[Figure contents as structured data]
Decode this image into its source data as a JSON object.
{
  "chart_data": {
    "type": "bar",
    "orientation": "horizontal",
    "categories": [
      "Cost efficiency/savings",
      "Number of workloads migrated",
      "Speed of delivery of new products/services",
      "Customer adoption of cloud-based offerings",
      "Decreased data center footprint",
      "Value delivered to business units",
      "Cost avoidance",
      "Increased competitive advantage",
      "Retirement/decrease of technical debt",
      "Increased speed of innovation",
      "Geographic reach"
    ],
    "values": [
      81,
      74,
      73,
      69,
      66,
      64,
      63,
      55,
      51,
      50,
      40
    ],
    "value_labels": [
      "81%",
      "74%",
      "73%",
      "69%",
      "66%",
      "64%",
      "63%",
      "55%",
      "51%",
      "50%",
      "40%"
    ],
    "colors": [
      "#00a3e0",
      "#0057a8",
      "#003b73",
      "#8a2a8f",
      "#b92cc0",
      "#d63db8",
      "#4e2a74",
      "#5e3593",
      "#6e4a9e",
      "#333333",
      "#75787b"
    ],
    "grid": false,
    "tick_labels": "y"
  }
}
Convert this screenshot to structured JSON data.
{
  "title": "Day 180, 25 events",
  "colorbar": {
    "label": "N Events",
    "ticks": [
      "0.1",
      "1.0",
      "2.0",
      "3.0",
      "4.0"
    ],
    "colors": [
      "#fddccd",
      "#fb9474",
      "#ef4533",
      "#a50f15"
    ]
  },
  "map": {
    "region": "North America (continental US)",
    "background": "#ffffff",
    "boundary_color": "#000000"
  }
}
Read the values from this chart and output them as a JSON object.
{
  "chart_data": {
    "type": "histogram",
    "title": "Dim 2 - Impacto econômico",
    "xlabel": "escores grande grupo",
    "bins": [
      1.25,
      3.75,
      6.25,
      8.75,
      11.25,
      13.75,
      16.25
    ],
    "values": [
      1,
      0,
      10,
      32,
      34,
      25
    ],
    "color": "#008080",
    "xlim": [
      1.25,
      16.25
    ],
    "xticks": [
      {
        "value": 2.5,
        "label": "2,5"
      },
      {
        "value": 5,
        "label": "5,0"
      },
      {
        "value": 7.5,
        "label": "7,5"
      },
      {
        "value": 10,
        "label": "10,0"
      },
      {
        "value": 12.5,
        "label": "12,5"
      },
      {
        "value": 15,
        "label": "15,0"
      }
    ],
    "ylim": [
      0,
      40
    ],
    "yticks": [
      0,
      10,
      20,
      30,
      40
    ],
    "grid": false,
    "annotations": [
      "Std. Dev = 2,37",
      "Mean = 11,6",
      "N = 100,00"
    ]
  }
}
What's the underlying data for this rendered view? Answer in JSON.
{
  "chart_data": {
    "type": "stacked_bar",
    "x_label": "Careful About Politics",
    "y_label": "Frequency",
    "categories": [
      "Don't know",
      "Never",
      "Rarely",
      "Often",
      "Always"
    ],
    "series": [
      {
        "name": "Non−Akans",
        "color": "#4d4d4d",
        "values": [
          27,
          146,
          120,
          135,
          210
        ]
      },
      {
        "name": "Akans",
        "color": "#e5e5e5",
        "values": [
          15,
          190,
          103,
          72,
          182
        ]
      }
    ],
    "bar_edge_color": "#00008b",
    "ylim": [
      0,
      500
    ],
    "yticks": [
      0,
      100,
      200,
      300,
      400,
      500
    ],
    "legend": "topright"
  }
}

▶ _Stated exercise_:
Write each line above out exactly.

▶ _Response to the exercise_:
Decode this image into its source data as a JSON object.
{
  "chart_data": {
    "type": "bar",
    "orientation": "horizontal",
    "categories": [
      "Cost efficiency/savings",
      "Number of workloads migrated",
      "Speed of delivery of new products/services",
      "Customer adoption of cloud-based offerings",
      "Decreased data center footprint",
      "Value delivered to business units",
      "Cost avoidance",
      "Increased competitive advantage",
      "Retirement/decrease of technical debt",
      "Increased speed of innovation",
      "Geographic reach"
    ],
    "values": [
      81,
      74,
      73,
      69,
      66,
      64,
      63,
      55,
      51,
      50,
      40
    ],
    "value_labels": [
      "81%",
      "74%",
      "73%",
      "69%",
      "66%",
      "64%",
      "63%",
      "55%",
      "51%",
      "50%",
      "40%"
    ],
    "colors": [
      "#00a3e0",
      "#0057a8",
      "#003b73",
      "#8a2a8f",
      "#b92cc0",
      "#d63db8",
      "#4e2a74",
      "#5e3593",
      "#6e4a9e",
      "#333333",
      "#75787b"
    ],
    "grid": false,
    "tick_labels": "y"
  }
}
Convert this screenshot to structured JSON data.
{
  "title": "Day 180, 25 events",
  "colorbar": {
    "label": "N Events",
    "ticks": [
      "0.1",
      "1.0",
      "2.0",
      "3.0",
      "4.0"
    ],
    "colors": [
      "#fddccd",
      "#fb9474",
      "#ef4533",
      "#a50f15"
    ]
  },
  "map": {
    "region": "North America (continental US)",
    "background": "#ffffff",
    "boundary_color": "#000000"
  }
}
Read the values from this chart and output them as a JSON object.
{
  "chart_data": {
    "type": "histogram",
    "title": "Dim 2 - Impacto econômico",
    "xlabel": "escores grande grupo",
    "bins": [
      1.25,
      3.75,
      6.25,
      8.75,
      11.25,
      13.75,
      16.25
    ],
    "values": [
      1,
      0,
      10,
      32,
      34,
      25
    ],
    "color": "#008080",
    "xlim": [
      1.25,
      16.25
    ],
    "xticks": [
      {
        "value": 2.5,
        "label": "2,5"
      },
      {
        "value": 5,
        "label": "5,0"
      },
      {
        "value": 7.5,
        "label": "7,5"
      },
      {
        "value": 10,
        "label": "10,0"
      },
      {
        "value": 12.5,
        "label": "12,5"
      },
      {
        "value": 15,
        "label": "15,0"
      }
    ],
    "ylim": [
      0,
      40
    ],
    "yticks": [
      0,
      10,
      20,
      30,
      40
    ],
    "grid": false,
    "annotations": [
      "Std. Dev = 2,37",
      "Mean = 11,6",
      "N = 100,00"
    ]
  }
}
What's the underlying data for this rendered view? Answer in JSON.
{
  "chart_data": {
    "type": "stacked_bar",
    "x_label": "Careful About Politics",
    "y_label": "Frequency",
    "categories": [
      "Don't know",
      "Never",
      "Rarely",
      "Often",
      "Always"
    ],
    "series": [
      {
        "name": "Non−Akans",
        "color": "#4d4d4d",
        "values": [
          27,
          146,
          120,
          135,
          210
        ]
      },
      {
        "name": "Akans",
        "color": "#e5e5e5",
        "values": [
          15,
          190,
          103,
          72,
          182
        ]
      }
    ],
    "bar_edge_color": "#00008b",
    "ylim": [
      0,
      500
    ],
    "yticks": [
      0,
      100,
      200,
      300,
      400,
      500
    ],
    "legend": "topright"
  }
}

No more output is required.